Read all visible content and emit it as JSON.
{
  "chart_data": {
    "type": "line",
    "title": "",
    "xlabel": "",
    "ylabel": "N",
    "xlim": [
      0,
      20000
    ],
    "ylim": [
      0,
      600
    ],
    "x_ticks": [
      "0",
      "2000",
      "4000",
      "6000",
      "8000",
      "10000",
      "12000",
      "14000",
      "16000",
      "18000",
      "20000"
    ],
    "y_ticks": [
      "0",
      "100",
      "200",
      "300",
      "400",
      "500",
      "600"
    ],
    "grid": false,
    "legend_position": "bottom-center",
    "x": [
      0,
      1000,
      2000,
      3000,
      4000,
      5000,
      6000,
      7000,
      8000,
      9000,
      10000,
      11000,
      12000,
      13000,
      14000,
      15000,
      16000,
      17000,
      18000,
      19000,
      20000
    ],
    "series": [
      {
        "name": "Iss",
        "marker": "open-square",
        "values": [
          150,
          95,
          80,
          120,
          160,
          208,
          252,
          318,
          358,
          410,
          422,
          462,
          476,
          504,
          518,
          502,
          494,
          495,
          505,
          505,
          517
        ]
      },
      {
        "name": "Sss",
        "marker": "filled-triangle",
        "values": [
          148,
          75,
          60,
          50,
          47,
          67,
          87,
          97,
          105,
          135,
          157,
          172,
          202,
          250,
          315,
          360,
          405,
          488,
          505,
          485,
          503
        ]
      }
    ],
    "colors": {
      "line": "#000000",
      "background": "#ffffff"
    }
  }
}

━━━━━━━━

Nothing in the listing may be changed; retype it all exactly.

FINISHED TASK:
Read all visible content and emit it as JSON.
{
  "chart_data": {
    "type": "line",
    "title": "",
    "xlabel": "",
    "ylabel": "N",
    "xlim": [
      0,
      20000
    ],
    "ylim": [
      0,
      600
    ],
    "x_ticks": [
      "0",
      "2000",
      "4000",
      "6000",
      "8000",
      "10000",
      "12000",
      "14000",
      "16000",
      "18000",
      "20000"
    ],
    "y_ticks": [
      "0",
      "100",
      "200",
      "300",
      "400",
      "500",
      "600"
    ],
    "grid": false,
    "legend_position": "bottom-center",
    "x": [
      0,
      1000,
      2000,
      3000,
      4000,
      5000,
      6000,
      7000,
      8000,
      9000,
      10000,
      11000,
      12000,
      13000,
      14000,
      15000,
      16000,
      17000,
      18000,
      19000,
      20000
    ],
    "series": [
      {
        "name": "Iss",
        "marker": "open-square",
        "values": [
          150,
          95,
          80,
          120,
          160,
          208,
          252,
          318,
          358,
          410,
          422,
          462,
          476,
          504,
          518,
          502,
          494,
          495,
          505,
          505,
          517
        ]
      },
      {
        "name": "Sss",
        "marker": "filled-triangle",
        "values": [
          148,
          75,
          60,
          50,
          47,
          67,
          87,
          97,
          105,
          135,
          157,
          172,
          202,
          250,
          315,
          360,
          405,
          488,
          505,
          485,
          503
        ]
      }
    ],
    "colors": {
      "line": "#000000",
      "background": "#ffffff"
    }
  }
}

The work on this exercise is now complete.